Data to process -
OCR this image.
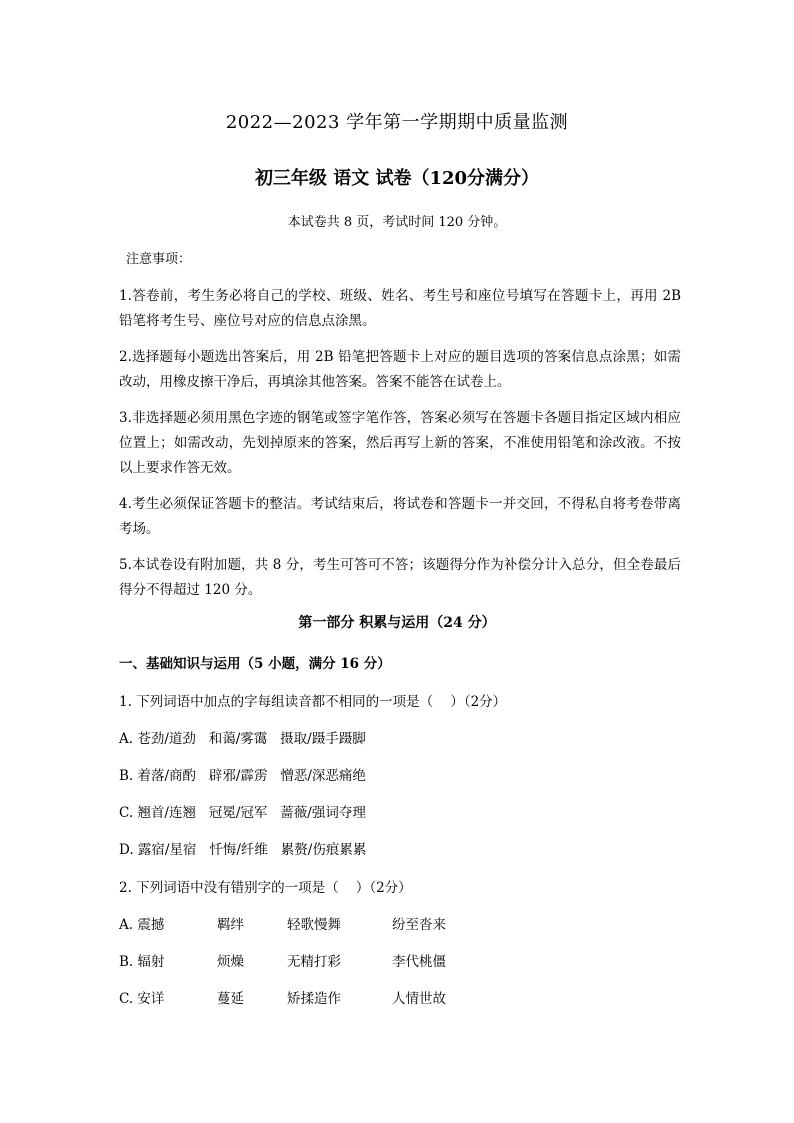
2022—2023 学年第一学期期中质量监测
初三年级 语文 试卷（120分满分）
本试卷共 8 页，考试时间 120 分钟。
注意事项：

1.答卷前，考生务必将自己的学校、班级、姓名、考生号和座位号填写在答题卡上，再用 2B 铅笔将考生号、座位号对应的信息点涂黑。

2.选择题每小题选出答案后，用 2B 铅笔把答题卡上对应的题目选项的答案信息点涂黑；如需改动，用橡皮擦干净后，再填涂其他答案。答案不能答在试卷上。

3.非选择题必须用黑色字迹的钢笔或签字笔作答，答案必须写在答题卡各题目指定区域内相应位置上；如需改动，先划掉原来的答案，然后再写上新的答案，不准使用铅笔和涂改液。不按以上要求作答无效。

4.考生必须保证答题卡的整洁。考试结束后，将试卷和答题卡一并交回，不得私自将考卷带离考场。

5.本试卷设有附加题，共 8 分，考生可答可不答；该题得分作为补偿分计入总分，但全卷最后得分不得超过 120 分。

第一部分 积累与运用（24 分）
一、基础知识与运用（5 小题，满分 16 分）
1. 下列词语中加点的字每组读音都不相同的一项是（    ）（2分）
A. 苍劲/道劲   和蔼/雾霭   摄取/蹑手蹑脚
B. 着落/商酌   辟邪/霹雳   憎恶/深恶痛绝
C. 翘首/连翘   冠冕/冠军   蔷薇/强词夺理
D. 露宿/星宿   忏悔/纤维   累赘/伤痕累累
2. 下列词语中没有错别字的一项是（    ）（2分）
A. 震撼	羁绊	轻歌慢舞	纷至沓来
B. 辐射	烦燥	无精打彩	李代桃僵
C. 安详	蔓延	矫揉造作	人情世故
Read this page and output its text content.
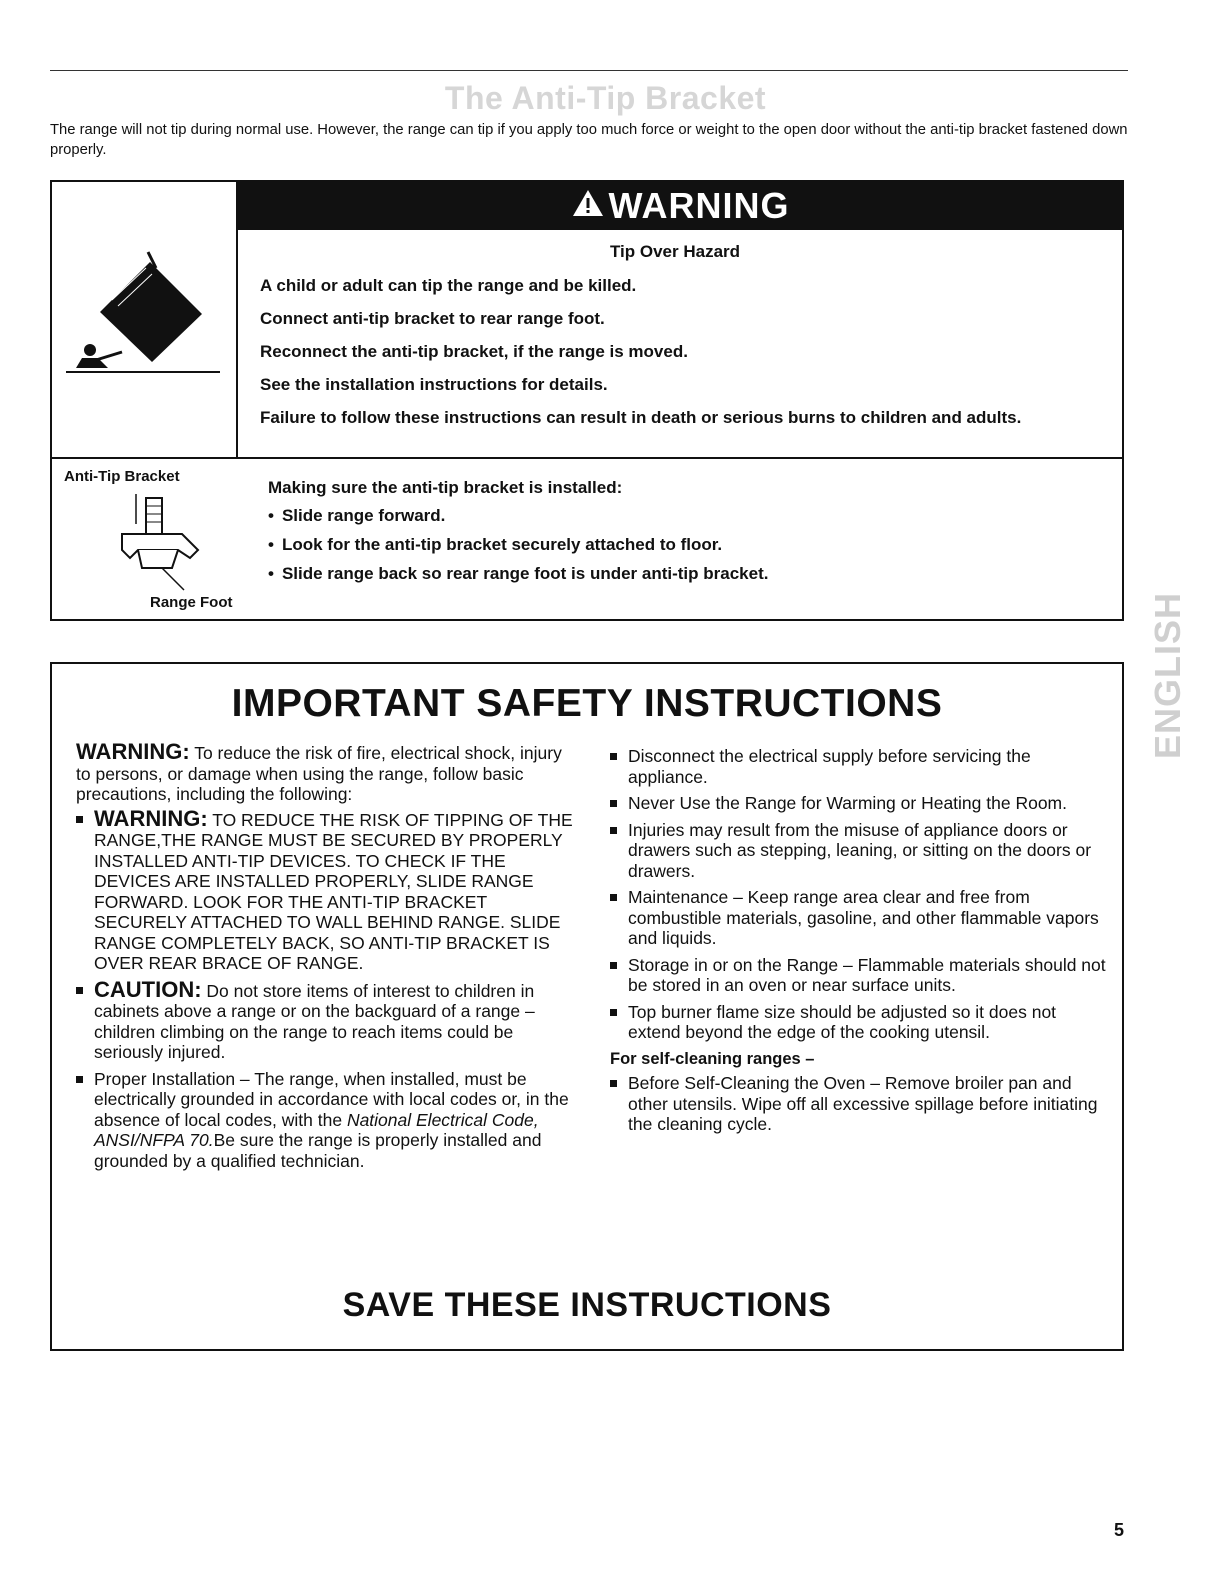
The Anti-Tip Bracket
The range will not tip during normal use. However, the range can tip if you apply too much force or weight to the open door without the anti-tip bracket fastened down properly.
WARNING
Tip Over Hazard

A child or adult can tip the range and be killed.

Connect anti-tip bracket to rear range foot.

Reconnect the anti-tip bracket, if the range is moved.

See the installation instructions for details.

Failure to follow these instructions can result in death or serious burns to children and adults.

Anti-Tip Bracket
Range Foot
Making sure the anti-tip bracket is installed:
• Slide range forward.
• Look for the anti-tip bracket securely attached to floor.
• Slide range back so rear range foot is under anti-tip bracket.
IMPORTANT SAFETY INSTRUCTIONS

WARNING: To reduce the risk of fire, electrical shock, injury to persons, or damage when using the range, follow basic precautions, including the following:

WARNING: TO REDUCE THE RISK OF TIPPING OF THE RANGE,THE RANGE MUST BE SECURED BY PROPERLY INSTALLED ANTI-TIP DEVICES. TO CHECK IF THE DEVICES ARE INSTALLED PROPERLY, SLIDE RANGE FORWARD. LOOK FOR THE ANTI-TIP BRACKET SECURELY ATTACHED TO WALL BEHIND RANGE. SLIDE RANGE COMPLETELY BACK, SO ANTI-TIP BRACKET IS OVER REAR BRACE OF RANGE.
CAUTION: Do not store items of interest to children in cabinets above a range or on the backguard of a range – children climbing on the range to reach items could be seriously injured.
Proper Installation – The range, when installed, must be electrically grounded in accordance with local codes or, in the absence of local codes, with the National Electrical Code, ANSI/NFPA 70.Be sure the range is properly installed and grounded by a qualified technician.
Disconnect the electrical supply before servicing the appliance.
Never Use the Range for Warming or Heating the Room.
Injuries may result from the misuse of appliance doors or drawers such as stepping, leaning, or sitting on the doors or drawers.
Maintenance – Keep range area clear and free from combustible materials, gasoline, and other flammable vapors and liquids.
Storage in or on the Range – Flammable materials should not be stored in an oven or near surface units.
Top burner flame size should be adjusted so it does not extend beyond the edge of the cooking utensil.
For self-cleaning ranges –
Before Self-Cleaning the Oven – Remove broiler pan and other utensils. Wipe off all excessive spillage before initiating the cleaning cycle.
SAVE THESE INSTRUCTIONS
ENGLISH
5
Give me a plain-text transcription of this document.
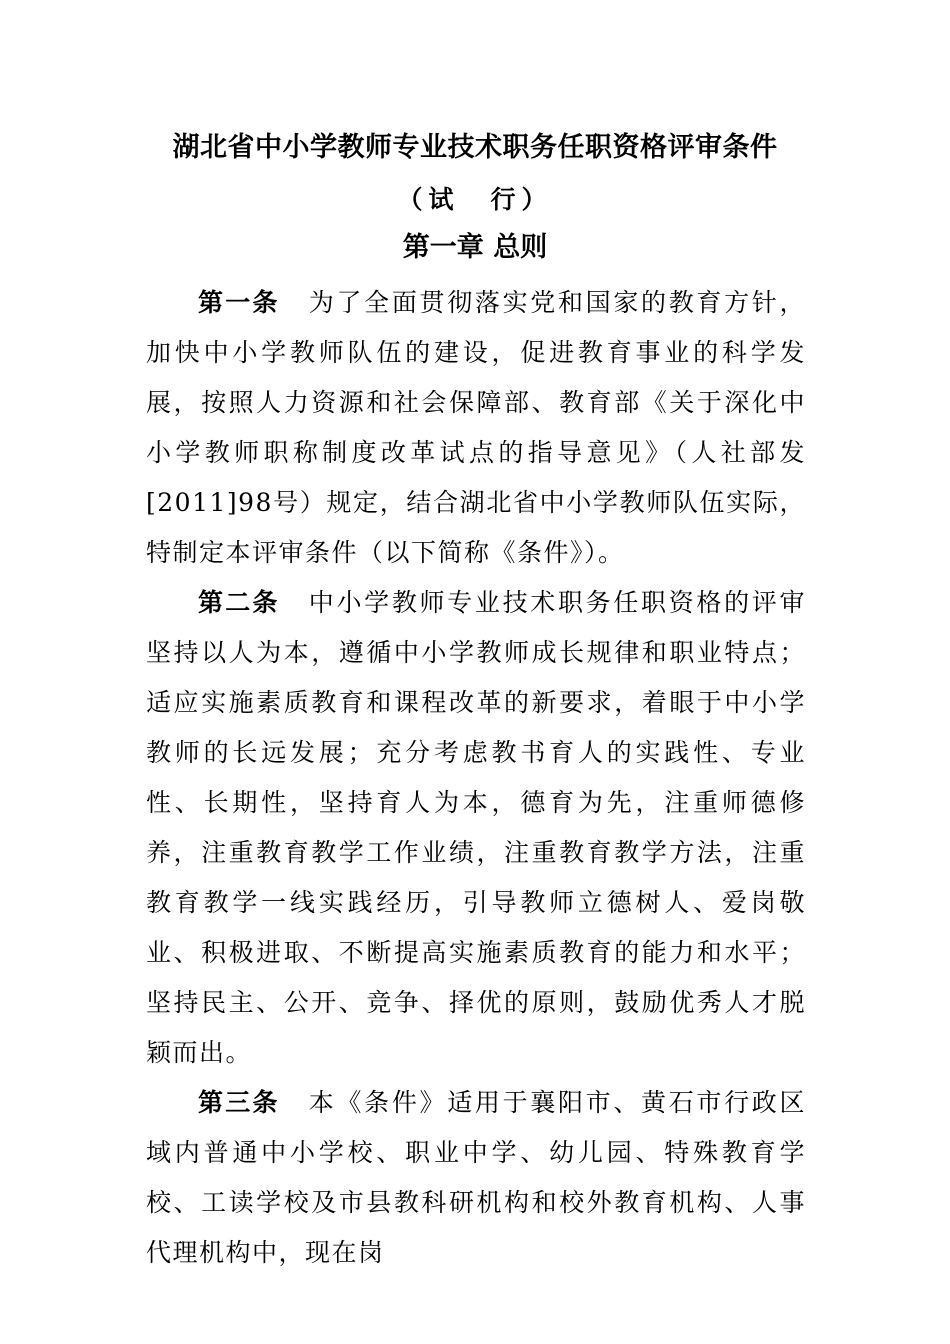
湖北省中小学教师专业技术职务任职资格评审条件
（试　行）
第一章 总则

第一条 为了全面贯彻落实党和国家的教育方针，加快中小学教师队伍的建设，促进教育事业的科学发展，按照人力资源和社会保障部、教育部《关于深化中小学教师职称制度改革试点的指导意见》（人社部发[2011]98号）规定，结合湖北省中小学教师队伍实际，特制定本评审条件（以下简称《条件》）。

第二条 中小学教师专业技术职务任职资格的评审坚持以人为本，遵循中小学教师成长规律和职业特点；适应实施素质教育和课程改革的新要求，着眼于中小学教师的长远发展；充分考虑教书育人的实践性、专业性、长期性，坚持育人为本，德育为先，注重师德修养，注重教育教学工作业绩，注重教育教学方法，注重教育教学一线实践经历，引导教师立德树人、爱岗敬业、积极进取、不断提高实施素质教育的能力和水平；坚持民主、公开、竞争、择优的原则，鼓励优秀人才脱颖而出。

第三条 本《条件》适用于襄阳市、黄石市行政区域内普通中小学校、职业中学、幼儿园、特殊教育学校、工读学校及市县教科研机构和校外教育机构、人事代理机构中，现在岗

Problem details - Repeat the entries exactly. Pictures are excluded from the copy.

Answer to the exercise -
OCR this image.
2022—2023 学年第一学期期中质量监测
初三年级 语文 试卷（120分满分）
本试卷共 8 页，考试时间 120 分钟。
注意事项：

1.答卷前，考生务必将自己的学校、班级、姓名、考生号和座位号填写在答题卡上，再用 2B 铅笔将考生号、座位号对应的信息点涂黑。

2.选择题每小题选出答案后，用 2B 铅笔把答题卡上对应的题目选项的答案信息点涂黑；如需改动，用橡皮擦干净后，再填涂其他答案。答案不能答在试卷上。

3.非选择题必须用黑色字迹的钢笔或签字笔作答，答案必须写在答题卡各题目指定区域内相应位置上；如需改动，先划掉原来的答案，然后再写上新的答案，不准使用铅笔和涂改液。不按以上要求作答无效。

4.考生必须保证答题卡的整洁。考试结束后，将试卷和答题卡一并交回，不得私自将考卷带离考场。

5.本试卷设有附加题，共 8 分，考生可答可不答；该题得分作为补偿分计入总分，但全卷最后得分不得超过 120 分。

第一部分 积累与运用（24 分）
一、基础知识与运用（5 小题，满分 16 分）
1. 下列词语中加点的字每组读音都不相同的一项是（    ）（2分）
A. 苍劲/道劲   和蔼/雾霭   摄取/蹑手蹑脚
B. 着落/商酌   辟邪/霹雳   憎恶/深恶痛绝
C. 翘首/连翘   冠冕/冠军   蔷薇/强词夺理
D. 露宿/星宿   忏悔/纤维   累赘/伤痕累累
2. 下列词语中没有错别字的一项是（    ）（2分）
A. 震撼	羁绊	轻歌慢舞	纷至沓来
B. 辐射	烦燥	无精打彩	李代桃僵
C. 安详	蔓延	矫揉造作	人情世故
Read this page and output its text content.
The Anti-Tip Bracket
The range will not tip during normal use. However, the range can tip if you apply too much force or weight to the open door without the anti-tip bracket fastened down properly.
WARNING
Tip Over Hazard

A child or adult can tip the range and be killed.

Connect anti-tip bracket to rear range foot.

Reconnect the anti-tip bracket, if the range is moved.

See the installation instructions for details.

Failure to follow these instructions can result in death or serious burns to children and adults.

Anti-Tip Bracket
Range Foot
Making sure the anti-tip bracket is installed:
• Slide range forward.
• Look for the anti-tip bracket securely attached to floor.
• Slide range back so rear range foot is under anti-tip bracket.
IMPORTANT SAFETY INSTRUCTIONS

WARNING: To reduce the risk of fire, electrical shock, injury to persons, or damage when using the range, follow basic precautions, including the following:

WARNING: TO REDUCE THE RISK OF TIPPING OF THE RANGE,THE RANGE MUST BE SECURED BY PROPERLY INSTALLED ANTI-TIP DEVICES. TO CHECK IF THE DEVICES ARE INSTALLED PROPERLY, SLIDE RANGE FORWARD. LOOK FOR THE ANTI-TIP BRACKET SECURELY ATTACHED TO WALL BEHIND RANGE. SLIDE RANGE COMPLETELY BACK, SO ANTI-TIP BRACKET IS OVER REAR BRACE OF RANGE.
CAUTION: Do not store items of interest to children in cabinets above a range or on the backguard of a range – children climbing on the range to reach items could be seriously injured.
Proper Installation – The range, when installed, must be electrically grounded in accordance with local codes or, in the absence of local codes, with the National Electrical Code, ANSI/NFPA 70.Be sure the range is properly installed and grounded by a qualified technician.
Disconnect the electrical supply before servicing the appliance.
Never Use the Range for Warming or Heating the Room.
Injuries may result from the misuse of appliance doors or drawers such as stepping, leaning, or sitting on the doors or drawers.
Maintenance – Keep range area clear and free from combustible materials, gasoline, and other flammable vapors and liquids.
Storage in or on the Range – Flammable materials should not be stored in an oven or near surface units.
Top burner flame size should be adjusted so it does not extend beyond the edge of the cooking utensil.
For self-cleaning ranges –
Before Self-Cleaning the Oven – Remove broiler pan and other utensils. Wipe off all excessive spillage before initiating the cleaning cycle.
SAVE THESE INSTRUCTIONS
ENGLISH
5
Give me a plain-text transcription of this document.
湖北省中小学教师专业技术职务任职资格评审条件
（试　行）
第一章 总则

第一条 为了全面贯彻落实党和国家的教育方针，加快中小学教师队伍的建设，促进教育事业的科学发展，按照人力资源和社会保障部、教育部《关于深化中小学教师职称制度改革试点的指导意见》（人社部发[2011]98号）规定，结合湖北省中小学教师队伍实际，特制定本评审条件（以下简称《条件》）。

第二条 中小学教师专业技术职务任职资格的评审坚持以人为本，遵循中小学教师成长规律和职业特点；适应实施素质教育和课程改革的新要求，着眼于中小学教师的长远发展；充分考虑教书育人的实践性、专业性、长期性，坚持育人为本，德育为先，注重师德修养，注重教育教学工作业绩，注重教育教学方法，注重教育教学一线实践经历，引导教师立德树人、爱岗敬业、积极进取、不断提高实施素质教育的能力和水平；坚持民主、公开、竞争、择优的原则，鼓励优秀人才脱颖而出。

第三条 本《条件》适用于襄阳市、黄石市行政区域内普通中小学校、职业中学、幼儿园、特殊教育学校、工读学校及市县教科研机构和校外教育机构、人事代理机构中，现在岗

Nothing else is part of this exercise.